**Work to do:** Pick out all lines with the word "Centro" from the records that follow.

Stored entries:
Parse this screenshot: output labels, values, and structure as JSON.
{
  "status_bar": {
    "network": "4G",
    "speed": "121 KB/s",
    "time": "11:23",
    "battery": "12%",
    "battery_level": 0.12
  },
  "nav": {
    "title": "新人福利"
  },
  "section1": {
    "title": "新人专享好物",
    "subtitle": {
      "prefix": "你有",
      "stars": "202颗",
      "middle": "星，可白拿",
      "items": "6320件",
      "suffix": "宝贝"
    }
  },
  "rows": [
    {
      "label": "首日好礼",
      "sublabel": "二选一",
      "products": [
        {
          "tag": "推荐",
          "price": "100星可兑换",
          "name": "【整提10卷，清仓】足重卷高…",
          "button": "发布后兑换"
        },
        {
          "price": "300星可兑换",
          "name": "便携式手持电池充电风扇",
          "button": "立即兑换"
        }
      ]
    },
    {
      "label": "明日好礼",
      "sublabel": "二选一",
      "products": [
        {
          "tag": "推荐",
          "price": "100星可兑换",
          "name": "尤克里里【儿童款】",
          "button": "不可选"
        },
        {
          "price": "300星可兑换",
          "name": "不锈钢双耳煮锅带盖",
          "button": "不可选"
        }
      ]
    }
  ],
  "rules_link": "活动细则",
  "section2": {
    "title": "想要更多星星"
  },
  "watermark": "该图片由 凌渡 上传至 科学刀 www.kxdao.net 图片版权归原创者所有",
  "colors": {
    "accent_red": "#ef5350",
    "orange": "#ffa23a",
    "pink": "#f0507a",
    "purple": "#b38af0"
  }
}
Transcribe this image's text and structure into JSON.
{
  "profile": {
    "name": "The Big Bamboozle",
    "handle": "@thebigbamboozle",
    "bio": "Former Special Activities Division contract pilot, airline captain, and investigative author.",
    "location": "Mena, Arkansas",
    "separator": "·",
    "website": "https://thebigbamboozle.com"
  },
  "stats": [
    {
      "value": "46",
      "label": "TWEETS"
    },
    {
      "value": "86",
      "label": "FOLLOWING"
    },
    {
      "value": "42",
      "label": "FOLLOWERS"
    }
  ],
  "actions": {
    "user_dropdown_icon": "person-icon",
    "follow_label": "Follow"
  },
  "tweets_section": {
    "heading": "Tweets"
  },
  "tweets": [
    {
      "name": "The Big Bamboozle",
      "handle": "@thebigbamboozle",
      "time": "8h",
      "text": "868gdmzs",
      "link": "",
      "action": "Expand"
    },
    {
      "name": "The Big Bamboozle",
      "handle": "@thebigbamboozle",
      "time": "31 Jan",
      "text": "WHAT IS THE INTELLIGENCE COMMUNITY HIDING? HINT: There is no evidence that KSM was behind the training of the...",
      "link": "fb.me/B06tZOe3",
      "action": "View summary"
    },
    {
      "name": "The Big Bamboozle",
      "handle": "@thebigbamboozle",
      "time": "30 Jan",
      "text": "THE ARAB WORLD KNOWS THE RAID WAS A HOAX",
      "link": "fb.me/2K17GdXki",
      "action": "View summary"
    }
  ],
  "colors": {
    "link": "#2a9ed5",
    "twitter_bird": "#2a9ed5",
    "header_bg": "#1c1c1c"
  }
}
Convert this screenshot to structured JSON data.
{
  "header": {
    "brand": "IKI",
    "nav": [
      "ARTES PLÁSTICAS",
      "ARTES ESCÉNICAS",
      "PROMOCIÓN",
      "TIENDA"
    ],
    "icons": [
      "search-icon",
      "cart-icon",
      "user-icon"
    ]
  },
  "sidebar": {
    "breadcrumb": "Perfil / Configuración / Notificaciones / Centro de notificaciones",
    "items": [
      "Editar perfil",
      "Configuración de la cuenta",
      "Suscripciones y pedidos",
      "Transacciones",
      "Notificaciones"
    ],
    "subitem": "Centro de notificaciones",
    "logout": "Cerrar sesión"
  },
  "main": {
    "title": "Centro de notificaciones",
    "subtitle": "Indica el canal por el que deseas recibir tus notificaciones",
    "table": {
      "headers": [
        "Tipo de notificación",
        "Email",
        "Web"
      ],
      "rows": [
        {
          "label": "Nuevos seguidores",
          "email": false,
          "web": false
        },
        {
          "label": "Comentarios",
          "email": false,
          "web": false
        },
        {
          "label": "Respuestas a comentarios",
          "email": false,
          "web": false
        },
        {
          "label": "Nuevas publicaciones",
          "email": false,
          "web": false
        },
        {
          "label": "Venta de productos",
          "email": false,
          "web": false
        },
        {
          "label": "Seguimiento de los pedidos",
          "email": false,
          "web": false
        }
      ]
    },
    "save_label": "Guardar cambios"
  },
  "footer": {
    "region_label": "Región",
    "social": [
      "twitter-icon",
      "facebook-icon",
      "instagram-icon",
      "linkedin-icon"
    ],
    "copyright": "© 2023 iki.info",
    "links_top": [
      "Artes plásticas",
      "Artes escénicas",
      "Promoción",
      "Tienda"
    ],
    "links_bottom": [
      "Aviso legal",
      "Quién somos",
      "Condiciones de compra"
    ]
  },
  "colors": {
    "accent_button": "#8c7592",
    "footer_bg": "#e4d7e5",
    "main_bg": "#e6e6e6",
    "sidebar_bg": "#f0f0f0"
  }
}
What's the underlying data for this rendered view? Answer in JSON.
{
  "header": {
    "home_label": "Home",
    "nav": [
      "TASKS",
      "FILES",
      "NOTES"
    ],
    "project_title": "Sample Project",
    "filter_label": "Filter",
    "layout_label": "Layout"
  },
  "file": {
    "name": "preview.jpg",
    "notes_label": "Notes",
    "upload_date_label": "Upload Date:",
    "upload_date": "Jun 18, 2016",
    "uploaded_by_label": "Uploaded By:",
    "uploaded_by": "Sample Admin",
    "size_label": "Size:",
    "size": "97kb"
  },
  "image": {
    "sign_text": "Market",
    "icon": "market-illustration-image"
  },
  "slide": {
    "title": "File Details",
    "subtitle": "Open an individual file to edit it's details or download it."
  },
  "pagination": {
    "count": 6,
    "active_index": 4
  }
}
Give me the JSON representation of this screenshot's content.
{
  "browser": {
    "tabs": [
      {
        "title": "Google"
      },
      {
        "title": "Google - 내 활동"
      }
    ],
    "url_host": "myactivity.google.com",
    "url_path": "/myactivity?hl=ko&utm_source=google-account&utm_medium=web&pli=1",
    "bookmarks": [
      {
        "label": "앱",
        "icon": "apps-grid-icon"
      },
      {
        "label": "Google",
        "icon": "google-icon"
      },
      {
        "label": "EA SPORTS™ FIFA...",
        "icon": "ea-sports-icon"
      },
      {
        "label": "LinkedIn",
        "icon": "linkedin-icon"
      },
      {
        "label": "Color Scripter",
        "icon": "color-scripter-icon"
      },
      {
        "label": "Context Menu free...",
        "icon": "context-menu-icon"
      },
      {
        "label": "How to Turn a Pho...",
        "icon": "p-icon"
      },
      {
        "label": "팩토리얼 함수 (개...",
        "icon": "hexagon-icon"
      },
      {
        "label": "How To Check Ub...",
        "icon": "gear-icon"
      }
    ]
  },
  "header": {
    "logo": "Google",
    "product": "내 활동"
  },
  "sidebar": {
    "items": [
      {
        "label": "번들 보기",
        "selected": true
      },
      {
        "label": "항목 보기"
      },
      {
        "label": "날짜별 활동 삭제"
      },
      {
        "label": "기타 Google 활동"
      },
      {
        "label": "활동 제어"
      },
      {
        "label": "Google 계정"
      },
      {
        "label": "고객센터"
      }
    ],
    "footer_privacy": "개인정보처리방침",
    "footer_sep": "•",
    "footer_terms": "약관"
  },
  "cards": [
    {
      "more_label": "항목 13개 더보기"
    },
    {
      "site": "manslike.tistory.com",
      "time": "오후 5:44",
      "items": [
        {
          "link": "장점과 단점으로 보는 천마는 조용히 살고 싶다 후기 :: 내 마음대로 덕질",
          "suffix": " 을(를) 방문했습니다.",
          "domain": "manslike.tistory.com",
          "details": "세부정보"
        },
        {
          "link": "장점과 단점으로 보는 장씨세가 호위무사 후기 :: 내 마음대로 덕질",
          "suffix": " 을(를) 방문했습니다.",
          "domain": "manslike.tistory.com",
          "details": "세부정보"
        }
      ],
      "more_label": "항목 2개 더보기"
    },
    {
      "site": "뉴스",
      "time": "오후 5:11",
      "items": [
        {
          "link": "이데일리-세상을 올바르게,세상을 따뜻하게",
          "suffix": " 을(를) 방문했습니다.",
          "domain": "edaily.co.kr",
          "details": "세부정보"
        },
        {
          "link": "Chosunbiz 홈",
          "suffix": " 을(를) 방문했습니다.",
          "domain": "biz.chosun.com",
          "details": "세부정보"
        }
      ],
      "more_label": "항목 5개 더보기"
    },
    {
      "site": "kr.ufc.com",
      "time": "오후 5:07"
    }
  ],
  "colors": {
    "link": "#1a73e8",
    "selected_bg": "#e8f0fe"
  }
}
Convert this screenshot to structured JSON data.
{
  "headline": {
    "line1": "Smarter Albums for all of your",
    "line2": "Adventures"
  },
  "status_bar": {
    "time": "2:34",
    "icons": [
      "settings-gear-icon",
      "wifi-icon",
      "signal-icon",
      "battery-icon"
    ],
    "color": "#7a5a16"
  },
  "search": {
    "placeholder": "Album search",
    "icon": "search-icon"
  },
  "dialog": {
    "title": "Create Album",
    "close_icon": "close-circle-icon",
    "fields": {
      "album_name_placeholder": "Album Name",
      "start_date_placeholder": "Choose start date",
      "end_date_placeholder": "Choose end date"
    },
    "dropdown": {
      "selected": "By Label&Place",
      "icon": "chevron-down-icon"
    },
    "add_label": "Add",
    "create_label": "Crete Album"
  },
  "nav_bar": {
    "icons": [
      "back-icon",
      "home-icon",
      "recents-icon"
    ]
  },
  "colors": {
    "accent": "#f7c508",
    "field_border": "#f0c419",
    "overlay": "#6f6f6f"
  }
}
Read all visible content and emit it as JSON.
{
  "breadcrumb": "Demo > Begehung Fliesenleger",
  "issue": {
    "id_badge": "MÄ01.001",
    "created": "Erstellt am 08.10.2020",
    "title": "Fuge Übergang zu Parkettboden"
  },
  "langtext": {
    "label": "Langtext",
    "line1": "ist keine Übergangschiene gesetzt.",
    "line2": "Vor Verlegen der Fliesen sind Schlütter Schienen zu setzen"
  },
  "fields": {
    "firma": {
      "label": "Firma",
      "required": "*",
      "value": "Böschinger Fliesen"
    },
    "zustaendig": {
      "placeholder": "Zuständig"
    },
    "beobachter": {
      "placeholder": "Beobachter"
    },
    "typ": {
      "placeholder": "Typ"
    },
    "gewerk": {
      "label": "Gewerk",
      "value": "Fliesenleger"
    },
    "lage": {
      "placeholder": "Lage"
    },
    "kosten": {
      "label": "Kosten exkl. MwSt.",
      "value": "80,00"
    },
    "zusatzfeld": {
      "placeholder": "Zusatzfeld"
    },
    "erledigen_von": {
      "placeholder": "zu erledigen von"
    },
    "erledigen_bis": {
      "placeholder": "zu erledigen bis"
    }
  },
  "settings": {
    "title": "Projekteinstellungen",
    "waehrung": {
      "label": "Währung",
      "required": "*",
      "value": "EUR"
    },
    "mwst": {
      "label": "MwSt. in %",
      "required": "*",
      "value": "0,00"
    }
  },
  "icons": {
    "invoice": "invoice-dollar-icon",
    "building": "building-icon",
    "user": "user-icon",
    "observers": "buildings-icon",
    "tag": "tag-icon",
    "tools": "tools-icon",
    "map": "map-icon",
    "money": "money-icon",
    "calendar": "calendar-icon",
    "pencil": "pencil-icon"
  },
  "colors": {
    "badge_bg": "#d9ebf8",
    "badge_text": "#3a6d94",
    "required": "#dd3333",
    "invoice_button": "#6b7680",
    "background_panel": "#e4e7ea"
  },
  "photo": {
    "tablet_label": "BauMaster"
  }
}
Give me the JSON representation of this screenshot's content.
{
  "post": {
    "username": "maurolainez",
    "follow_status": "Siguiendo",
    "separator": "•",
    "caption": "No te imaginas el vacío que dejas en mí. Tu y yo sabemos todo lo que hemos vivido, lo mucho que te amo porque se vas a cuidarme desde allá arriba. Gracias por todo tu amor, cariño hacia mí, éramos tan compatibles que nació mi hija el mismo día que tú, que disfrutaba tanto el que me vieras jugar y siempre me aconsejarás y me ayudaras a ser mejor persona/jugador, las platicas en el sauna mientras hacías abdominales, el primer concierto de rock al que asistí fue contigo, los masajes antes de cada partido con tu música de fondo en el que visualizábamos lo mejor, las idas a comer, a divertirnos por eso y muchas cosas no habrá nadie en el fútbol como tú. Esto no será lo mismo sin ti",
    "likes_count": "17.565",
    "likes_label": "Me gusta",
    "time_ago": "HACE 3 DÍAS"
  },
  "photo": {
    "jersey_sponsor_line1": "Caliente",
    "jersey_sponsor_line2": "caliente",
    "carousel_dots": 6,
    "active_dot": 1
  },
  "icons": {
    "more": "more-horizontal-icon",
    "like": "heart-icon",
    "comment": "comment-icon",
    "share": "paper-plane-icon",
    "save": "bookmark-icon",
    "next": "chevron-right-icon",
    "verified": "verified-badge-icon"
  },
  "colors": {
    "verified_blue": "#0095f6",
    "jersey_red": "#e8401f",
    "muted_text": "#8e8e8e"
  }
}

**Answer to this exercise:**
    "breadcrumb": "Perfil / Configuración / Notificaciones / Centro de notificaciones",
    "subitem": "Centro de notificaciones",
    "title": "Centro de notificaciones",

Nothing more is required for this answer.